Extract all lines from the data beneath that include the word "Nursing".

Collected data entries
::::::::

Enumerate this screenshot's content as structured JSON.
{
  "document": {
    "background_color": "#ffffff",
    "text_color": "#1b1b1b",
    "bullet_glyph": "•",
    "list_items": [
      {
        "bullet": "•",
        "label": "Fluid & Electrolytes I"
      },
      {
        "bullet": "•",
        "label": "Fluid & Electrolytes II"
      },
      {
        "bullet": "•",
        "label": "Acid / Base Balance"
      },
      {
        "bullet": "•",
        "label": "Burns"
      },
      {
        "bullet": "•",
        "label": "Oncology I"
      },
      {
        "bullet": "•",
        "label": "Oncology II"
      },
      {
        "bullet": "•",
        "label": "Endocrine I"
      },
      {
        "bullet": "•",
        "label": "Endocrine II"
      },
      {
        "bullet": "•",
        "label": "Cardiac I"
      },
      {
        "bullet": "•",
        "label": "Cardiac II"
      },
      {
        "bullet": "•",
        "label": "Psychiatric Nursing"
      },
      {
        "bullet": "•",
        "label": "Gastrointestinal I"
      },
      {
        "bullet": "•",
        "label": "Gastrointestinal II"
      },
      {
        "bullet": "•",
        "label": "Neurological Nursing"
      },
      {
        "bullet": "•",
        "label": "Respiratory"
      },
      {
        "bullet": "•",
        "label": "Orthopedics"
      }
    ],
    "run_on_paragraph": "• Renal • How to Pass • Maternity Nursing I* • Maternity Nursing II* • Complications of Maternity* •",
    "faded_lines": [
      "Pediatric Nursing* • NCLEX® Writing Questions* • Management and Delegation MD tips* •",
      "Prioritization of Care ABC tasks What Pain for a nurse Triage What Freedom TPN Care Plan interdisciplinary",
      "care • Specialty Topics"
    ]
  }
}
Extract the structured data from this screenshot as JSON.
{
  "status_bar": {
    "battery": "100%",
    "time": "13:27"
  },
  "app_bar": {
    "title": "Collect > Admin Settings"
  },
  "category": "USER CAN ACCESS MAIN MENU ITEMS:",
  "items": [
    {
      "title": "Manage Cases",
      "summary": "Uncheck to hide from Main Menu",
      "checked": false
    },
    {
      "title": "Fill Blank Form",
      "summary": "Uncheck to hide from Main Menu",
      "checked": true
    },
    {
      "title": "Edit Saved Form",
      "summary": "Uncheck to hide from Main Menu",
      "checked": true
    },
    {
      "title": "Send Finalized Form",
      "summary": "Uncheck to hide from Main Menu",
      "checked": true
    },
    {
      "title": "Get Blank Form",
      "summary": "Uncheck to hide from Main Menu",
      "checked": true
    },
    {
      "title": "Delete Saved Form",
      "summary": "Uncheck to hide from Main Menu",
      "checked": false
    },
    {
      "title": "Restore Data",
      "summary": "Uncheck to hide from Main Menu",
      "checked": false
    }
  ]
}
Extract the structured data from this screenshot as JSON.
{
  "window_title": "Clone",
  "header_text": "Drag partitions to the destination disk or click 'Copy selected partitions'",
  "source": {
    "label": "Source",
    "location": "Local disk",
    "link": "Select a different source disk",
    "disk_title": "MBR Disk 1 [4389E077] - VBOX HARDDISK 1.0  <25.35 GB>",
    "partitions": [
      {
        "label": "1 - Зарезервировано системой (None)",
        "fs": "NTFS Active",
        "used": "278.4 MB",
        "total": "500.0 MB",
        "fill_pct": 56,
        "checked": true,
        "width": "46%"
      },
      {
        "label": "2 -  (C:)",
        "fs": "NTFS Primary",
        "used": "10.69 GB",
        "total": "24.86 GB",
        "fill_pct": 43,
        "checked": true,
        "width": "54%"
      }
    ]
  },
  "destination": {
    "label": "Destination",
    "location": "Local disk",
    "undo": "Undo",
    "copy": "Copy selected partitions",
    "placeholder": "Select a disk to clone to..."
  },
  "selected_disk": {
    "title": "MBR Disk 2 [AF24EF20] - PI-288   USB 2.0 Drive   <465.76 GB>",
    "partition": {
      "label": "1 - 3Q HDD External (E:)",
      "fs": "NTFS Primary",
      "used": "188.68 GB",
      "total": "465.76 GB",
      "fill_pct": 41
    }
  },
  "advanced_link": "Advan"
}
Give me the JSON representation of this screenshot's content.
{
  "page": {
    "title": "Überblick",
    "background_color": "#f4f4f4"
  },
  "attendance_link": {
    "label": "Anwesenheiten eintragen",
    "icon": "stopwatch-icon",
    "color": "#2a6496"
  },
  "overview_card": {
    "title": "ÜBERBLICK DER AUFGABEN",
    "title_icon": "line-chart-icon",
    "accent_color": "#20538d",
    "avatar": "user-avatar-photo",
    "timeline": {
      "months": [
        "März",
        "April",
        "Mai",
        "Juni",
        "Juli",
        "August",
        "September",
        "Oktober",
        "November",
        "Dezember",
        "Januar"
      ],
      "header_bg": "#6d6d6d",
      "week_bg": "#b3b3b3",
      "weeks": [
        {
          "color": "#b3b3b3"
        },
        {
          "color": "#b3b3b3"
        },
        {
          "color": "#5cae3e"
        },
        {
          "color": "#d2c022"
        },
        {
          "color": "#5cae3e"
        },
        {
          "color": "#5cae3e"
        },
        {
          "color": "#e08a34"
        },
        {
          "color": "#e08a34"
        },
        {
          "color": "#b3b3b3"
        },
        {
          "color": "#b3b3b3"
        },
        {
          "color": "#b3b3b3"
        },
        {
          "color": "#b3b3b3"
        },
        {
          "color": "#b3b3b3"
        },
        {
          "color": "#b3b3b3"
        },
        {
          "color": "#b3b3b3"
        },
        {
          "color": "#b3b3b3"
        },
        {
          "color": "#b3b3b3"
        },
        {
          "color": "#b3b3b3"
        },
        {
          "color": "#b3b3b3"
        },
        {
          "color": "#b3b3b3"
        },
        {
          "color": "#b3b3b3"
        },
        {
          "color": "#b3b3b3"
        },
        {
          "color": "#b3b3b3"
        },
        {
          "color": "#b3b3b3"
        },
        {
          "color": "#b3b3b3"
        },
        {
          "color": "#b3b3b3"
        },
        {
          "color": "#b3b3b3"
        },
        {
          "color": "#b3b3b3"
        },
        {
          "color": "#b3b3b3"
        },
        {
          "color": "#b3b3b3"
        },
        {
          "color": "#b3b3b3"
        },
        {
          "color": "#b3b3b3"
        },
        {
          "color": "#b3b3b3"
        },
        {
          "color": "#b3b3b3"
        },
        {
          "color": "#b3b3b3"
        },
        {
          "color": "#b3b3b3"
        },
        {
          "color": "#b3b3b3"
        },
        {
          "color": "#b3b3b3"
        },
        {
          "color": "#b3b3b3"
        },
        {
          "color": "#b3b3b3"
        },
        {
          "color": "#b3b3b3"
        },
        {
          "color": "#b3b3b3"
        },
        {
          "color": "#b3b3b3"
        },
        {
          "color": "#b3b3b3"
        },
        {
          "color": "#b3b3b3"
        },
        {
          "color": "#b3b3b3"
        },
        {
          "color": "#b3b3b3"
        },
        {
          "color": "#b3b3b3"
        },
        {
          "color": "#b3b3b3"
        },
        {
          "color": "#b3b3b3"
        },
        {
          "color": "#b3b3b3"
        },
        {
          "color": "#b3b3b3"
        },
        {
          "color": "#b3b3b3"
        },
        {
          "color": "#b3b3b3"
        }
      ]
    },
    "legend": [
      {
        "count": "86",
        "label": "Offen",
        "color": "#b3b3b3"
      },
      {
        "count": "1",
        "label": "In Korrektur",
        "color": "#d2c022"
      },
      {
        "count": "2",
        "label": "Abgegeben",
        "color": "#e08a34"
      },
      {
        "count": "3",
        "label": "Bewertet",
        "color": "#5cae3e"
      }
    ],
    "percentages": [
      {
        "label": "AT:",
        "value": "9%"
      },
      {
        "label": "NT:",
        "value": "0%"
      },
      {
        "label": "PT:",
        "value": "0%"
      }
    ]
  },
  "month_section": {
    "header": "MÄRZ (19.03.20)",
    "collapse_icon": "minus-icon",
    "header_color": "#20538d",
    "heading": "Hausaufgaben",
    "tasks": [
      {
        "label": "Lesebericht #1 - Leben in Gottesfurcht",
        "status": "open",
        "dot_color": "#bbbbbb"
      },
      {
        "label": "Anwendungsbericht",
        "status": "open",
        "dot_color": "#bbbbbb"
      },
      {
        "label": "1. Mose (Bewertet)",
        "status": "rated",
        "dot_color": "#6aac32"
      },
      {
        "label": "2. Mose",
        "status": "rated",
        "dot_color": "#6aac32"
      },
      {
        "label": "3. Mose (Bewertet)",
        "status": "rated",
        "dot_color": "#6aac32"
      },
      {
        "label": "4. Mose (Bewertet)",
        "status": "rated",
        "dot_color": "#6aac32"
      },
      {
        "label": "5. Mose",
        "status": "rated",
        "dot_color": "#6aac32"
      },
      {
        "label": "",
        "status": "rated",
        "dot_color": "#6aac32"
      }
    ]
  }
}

::::::::

-- Reply to the exercise --
        "label": "Psychiatric Nursing"
        "label": "Neurological Nursing"
    "run_on_paragraph": "• Renal • How to Pass • Maternity Nursing I* • Maternity Nursing II* • Complications of Maternity* •",
      "Pediatric Nursing* • NCLEX® Writing Questions* • Management and Delegation MD tips* •",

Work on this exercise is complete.